Requirement -> Identify each line below containing the string "Route" and copy it.

Listed records ->
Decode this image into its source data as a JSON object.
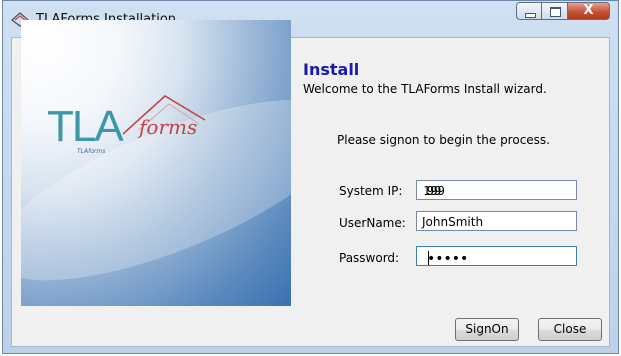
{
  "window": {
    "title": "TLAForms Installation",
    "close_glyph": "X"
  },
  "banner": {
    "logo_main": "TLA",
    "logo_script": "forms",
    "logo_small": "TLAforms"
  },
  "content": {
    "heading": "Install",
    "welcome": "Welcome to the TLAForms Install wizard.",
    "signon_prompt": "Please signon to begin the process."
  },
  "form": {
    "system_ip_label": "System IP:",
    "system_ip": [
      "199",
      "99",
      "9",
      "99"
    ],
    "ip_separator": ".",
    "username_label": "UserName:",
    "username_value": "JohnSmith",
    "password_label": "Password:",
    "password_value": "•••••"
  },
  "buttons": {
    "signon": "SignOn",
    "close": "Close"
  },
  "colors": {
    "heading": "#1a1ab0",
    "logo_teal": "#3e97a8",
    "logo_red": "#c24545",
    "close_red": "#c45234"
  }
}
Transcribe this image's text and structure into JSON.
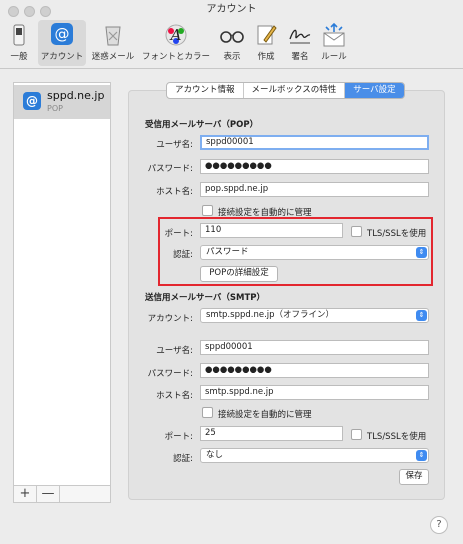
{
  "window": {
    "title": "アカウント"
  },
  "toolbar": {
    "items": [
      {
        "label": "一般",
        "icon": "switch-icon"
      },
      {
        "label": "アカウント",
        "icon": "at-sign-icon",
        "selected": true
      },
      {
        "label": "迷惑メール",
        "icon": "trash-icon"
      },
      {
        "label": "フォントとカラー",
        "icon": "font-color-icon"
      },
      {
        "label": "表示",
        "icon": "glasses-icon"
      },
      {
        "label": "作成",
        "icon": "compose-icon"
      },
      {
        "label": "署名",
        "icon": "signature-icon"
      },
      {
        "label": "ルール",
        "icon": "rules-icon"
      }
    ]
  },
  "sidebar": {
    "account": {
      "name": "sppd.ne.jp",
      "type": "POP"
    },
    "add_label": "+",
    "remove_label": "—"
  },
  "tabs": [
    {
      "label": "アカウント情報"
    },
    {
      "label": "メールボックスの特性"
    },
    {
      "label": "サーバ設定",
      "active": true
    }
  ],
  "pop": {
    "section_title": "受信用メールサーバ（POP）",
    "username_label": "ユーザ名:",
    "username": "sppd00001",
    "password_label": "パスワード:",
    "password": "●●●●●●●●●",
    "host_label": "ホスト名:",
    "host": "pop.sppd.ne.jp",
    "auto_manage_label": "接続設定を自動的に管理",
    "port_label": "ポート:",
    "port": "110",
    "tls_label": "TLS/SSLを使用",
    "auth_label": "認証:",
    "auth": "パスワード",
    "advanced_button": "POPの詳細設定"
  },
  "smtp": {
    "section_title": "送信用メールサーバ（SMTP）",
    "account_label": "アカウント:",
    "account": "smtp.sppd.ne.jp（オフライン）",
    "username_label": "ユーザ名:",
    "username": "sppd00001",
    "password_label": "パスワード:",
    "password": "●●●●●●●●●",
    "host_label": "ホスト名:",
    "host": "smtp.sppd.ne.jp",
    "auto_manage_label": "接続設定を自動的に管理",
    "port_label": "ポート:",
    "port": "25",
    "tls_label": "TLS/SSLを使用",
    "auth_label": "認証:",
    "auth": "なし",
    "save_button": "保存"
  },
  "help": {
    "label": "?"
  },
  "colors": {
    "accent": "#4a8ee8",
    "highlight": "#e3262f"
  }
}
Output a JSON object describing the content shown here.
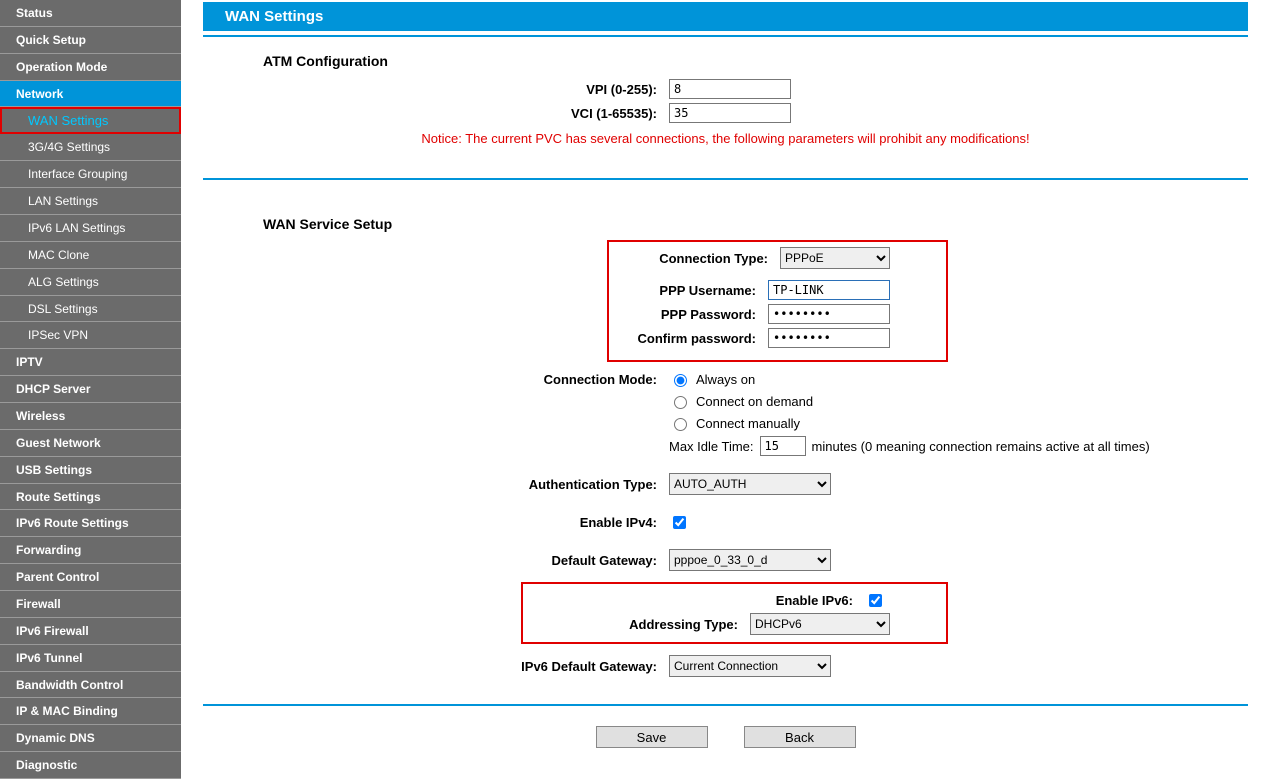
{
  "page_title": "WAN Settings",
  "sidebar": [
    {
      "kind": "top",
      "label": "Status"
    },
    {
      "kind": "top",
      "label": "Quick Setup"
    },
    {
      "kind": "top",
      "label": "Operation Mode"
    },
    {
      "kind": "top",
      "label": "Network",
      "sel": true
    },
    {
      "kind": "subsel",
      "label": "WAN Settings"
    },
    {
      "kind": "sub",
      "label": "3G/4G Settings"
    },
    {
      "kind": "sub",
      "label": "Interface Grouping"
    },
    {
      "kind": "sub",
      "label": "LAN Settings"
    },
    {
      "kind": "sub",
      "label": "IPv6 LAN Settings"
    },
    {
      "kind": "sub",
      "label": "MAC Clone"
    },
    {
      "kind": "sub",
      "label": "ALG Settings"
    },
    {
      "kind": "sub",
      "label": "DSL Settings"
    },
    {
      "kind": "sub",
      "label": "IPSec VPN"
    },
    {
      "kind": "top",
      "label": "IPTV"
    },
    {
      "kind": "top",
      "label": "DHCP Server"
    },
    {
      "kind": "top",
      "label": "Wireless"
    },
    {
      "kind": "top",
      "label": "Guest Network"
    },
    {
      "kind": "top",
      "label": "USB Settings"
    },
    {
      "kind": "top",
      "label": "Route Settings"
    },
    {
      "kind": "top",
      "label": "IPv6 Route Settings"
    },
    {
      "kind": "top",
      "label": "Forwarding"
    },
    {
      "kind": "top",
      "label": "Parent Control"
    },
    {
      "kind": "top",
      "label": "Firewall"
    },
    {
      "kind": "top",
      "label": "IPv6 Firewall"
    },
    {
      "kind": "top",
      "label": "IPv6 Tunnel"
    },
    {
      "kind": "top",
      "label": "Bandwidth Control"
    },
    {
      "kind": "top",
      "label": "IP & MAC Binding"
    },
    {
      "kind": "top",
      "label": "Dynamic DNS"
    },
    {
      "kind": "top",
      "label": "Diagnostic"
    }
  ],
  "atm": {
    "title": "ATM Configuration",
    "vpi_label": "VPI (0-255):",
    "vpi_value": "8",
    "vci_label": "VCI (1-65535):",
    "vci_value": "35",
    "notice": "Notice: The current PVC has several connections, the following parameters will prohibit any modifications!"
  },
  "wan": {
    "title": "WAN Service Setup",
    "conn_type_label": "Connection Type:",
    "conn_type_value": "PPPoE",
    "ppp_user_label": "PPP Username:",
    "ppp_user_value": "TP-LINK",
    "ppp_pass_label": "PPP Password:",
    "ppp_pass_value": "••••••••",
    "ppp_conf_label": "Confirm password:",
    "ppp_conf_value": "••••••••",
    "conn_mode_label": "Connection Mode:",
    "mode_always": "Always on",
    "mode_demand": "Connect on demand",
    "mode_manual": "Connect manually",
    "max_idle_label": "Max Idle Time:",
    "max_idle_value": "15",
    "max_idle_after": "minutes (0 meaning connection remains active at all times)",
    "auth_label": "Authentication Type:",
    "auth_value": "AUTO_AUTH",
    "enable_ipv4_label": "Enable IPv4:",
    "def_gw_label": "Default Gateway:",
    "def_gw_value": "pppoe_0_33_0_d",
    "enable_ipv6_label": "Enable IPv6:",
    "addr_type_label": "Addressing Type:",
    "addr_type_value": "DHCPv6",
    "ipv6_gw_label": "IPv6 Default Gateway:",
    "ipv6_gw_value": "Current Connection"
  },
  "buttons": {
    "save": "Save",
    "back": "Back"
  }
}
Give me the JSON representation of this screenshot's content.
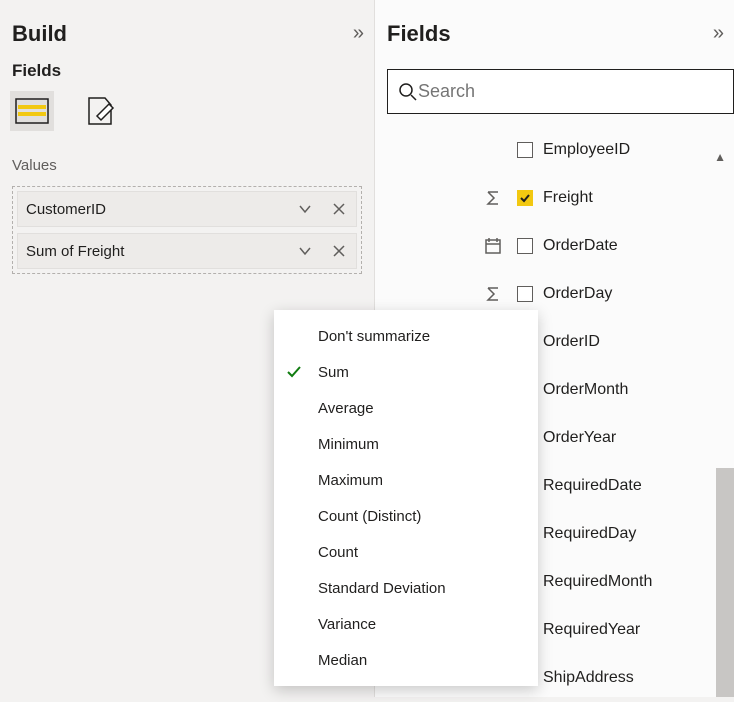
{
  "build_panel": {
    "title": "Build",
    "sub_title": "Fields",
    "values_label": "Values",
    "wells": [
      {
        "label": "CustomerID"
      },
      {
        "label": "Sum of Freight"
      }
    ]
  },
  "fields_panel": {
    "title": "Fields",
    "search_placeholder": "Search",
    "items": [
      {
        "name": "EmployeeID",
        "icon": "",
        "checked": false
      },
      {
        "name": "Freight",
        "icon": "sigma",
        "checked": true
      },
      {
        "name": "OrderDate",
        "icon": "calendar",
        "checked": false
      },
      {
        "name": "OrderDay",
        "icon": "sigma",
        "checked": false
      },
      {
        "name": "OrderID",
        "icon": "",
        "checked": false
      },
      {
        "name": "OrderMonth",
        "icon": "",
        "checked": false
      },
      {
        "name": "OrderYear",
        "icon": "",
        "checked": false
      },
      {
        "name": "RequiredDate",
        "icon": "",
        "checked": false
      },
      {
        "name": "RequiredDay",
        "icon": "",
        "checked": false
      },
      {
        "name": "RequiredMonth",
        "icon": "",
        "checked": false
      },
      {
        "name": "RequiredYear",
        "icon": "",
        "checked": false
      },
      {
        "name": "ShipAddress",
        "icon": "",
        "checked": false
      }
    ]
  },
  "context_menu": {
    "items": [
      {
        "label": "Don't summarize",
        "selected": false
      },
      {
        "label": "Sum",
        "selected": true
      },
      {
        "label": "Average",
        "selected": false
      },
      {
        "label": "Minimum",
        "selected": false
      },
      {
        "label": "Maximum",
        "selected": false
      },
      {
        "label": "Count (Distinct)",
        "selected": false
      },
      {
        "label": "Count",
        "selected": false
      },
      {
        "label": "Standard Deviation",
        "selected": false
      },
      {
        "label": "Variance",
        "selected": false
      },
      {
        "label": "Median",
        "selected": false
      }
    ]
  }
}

Written answer ->
      "label": "Route Settings"
      "label": "IPv6 Route Settings"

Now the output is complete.